[start]
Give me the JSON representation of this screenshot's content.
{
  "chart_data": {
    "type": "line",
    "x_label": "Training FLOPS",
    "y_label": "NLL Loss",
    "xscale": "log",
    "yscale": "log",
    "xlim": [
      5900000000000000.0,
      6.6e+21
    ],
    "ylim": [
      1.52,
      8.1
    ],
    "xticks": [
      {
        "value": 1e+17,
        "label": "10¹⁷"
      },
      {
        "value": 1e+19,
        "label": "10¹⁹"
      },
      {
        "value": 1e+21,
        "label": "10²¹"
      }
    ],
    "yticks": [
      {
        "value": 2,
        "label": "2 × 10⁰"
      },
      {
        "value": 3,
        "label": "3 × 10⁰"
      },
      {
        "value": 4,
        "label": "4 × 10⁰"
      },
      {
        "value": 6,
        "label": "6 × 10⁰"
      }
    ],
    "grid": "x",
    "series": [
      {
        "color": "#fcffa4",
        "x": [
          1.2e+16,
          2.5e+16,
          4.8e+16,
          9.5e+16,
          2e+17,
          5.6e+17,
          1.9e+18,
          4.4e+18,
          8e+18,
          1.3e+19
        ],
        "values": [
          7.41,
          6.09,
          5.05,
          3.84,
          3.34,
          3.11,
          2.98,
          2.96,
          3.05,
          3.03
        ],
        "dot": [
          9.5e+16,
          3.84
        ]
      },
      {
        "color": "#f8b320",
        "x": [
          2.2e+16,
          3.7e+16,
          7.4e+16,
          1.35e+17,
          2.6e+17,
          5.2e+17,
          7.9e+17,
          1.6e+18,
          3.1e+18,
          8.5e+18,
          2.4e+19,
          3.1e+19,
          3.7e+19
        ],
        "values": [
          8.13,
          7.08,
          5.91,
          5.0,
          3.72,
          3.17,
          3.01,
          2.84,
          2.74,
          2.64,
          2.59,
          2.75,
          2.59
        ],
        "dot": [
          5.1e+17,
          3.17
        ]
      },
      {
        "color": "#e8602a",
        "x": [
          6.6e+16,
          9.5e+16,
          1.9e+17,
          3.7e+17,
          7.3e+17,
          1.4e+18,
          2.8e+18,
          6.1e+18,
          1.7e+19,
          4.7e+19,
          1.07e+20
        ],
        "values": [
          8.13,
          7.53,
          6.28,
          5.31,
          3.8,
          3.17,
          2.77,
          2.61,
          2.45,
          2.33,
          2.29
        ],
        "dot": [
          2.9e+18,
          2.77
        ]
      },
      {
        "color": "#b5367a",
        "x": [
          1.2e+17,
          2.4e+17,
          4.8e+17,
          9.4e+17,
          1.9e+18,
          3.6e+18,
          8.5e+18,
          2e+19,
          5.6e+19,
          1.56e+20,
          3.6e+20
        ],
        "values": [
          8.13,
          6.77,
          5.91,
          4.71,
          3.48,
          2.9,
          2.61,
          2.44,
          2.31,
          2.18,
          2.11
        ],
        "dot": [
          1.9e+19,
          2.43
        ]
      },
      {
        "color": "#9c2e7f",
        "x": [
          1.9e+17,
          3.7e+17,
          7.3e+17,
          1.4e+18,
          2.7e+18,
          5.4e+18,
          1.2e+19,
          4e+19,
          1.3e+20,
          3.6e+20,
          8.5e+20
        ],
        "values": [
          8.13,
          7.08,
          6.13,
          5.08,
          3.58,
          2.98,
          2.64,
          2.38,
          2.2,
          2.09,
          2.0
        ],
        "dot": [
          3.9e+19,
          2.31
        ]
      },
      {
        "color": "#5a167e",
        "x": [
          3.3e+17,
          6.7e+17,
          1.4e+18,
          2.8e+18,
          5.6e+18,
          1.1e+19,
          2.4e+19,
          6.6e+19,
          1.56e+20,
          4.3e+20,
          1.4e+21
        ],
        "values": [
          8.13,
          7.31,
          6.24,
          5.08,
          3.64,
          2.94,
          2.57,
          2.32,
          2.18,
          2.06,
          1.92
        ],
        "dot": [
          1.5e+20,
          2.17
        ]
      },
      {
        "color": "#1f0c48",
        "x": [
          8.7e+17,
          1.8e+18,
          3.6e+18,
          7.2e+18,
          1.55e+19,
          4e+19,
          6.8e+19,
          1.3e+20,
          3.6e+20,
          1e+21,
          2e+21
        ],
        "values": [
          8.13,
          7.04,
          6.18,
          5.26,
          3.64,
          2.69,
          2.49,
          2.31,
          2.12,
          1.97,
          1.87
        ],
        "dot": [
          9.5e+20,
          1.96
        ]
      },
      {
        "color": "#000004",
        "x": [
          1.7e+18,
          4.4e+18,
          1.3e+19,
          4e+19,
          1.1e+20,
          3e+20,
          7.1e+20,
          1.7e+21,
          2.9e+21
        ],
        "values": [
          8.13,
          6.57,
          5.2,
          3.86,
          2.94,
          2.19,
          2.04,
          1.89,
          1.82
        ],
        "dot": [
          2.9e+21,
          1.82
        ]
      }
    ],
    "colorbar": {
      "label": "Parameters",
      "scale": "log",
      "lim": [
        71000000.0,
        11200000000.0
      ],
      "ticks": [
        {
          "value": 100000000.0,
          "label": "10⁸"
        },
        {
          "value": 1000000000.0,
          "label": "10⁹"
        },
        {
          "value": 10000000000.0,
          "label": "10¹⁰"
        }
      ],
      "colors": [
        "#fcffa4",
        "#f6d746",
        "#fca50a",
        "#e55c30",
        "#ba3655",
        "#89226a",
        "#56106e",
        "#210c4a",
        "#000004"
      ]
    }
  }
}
[end]
- [Aim of the task]:
Print all of the entries exactly as they are written.

- [Answer in full]:
Give me the JSON representation of this screenshot's content.
{
  "chart_data": {
    "type": "line",
    "x_label": "Training FLOPS",
    "y_label": "NLL Loss",
    "xscale": "log",
    "yscale": "log",
    "xlim": [
      5900000000000000.0,
      6.6e+21
    ],
    "ylim": [
      1.52,
      8.1
    ],
    "xticks": [
      {
        "value": 1e+17,
        "label": "10¹⁷"
      },
      {
        "value": 1e+19,
        "label": "10¹⁹"
      },
      {
        "value": 1e+21,
        "label": "10²¹"
      }
    ],
    "yticks": [
      {
        "value": 2,
        "label": "2 × 10⁰"
      },
      {
        "value": 3,
        "label": "3 × 10⁰"
      },
      {
        "value": 4,
        "label": "4 × 10⁰"
      },
      {
        "value": 6,
        "label": "6 × 10⁰"
      }
    ],
    "grid": "x",
    "series": [
      {
        "color": "#fcffa4",
        "x": [
          1.2e+16,
          2.5e+16,
          4.8e+16,
          9.5e+16,
          2e+17,
          5.6e+17,
          1.9e+18,
          4.4e+18,
          8e+18,
          1.3e+19
        ],
        "values": [
          7.41,
          6.09,
          5.05,
          3.84,
          3.34,
          3.11,
          2.98,
          2.96,
          3.05,
          3.03
        ],
        "dot": [
          9.5e+16,
          3.84
        ]
      },
      {
        "color": "#f8b320",
        "x": [
          2.2e+16,
          3.7e+16,
          7.4e+16,
          1.35e+17,
          2.6e+17,
          5.2e+17,
          7.9e+17,
          1.6e+18,
          3.1e+18,
          8.5e+18,
          2.4e+19,
          3.1e+19,
          3.7e+19
        ],
        "values": [
          8.13,
          7.08,
          5.91,
          5.0,
          3.72,
          3.17,
          3.01,
          2.84,
          2.74,
          2.64,
          2.59,
          2.75,
          2.59
        ],
        "dot": [
          5.1e+17,
          3.17
        ]
      },
      {
        "color": "#e8602a",
        "x": [
          6.6e+16,
          9.5e+16,
          1.9e+17,
          3.7e+17,
          7.3e+17,
          1.4e+18,
          2.8e+18,
          6.1e+18,
          1.7e+19,
          4.7e+19,
          1.07e+20
        ],
        "values": [
          8.13,
          7.53,
          6.28,
          5.31,
          3.8,
          3.17,
          2.77,
          2.61,
          2.45,
          2.33,
          2.29
        ],
        "dot": [
          2.9e+18,
          2.77
        ]
      },
      {
        "color": "#b5367a",
        "x": [
          1.2e+17,
          2.4e+17,
          4.8e+17,
          9.4e+17,
          1.9e+18,
          3.6e+18,
          8.5e+18,
          2e+19,
          5.6e+19,
          1.56e+20,
          3.6e+20
        ],
        "values": [
          8.13,
          6.77,
          5.91,
          4.71,
          3.48,
          2.9,
          2.61,
          2.44,
          2.31,
          2.18,
          2.11
        ],
        "dot": [
          1.9e+19,
          2.43
        ]
      },
      {
        "color": "#9c2e7f",
        "x": [
          1.9e+17,
          3.7e+17,
          7.3e+17,
          1.4e+18,
          2.7e+18,
          5.4e+18,
          1.2e+19,
          4e+19,
          1.3e+20,
          3.6e+20,
          8.5e+20
        ],
        "values": [
          8.13,
          7.08,
          6.13,
          5.08,
          3.58,
          2.98,
          2.64,
          2.38,
          2.2,
          2.09,
          2.0
        ],
        "dot": [
          3.9e+19,
          2.31
        ]
      },
      {
        "color": "#5a167e",
        "x": [
          3.3e+17,
          6.7e+17,
          1.4e+18,
          2.8e+18,
          5.6e+18,
          1.1e+19,
          2.4e+19,
          6.6e+19,
          1.56e+20,
          4.3e+20,
          1.4e+21
        ],
        "values": [
          8.13,
          7.31,
          6.24,
          5.08,
          3.64,
          2.94,
          2.57,
          2.32,
          2.18,
          2.06,
          1.92
        ],
        "dot": [
          1.5e+20,
          2.17
        ]
      },
      {
        "color": "#1f0c48",
        "x": [
          8.7e+17,
          1.8e+18,
          3.6e+18,
          7.2e+18,
          1.55e+19,
          4e+19,
          6.8e+19,
          1.3e+20,
          3.6e+20,
          1e+21,
          2e+21
        ],
        "values": [
          8.13,
          7.04,
          6.18,
          5.26,
          3.64,
          2.69,
          2.49,
          2.31,
          2.12,
          1.97,
          1.87
        ],
        "dot": [
          9.5e+20,
          1.96
        ]
      },
      {
        "color": "#000004",
        "x": [
          1.7e+18,
          4.4e+18,
          1.3e+19,
          4e+19,
          1.1e+20,
          3e+20,
          7.1e+20,
          1.7e+21,
          2.9e+21
        ],
        "values": [
          8.13,
          6.57,
          5.2,
          3.86,
          2.94,
          2.19,
          2.04,
          1.89,
          1.82
        ],
        "dot": [
          2.9e+21,
          1.82
        ]
      }
    ],
    "colorbar": {
      "label": "Parameters",
      "scale": "log",
      "lim": [
        71000000.0,
        11200000000.0
      ],
      "ticks": [
        {
          "value": 100000000.0,
          "label": "10⁸"
        },
        {
          "value": 1000000000.0,
          "label": "10⁹"
        },
        {
          "value": 10000000000.0,
          "label": "10¹⁰"
        }
      ],
      "colors": [
        "#fcffa4",
        "#f6d746",
        "#fca50a",
        "#e55c30",
        "#ba3655",
        "#89226a",
        "#56106e",
        "#210c4a",
        "#000004"
      ]
    }
  }
}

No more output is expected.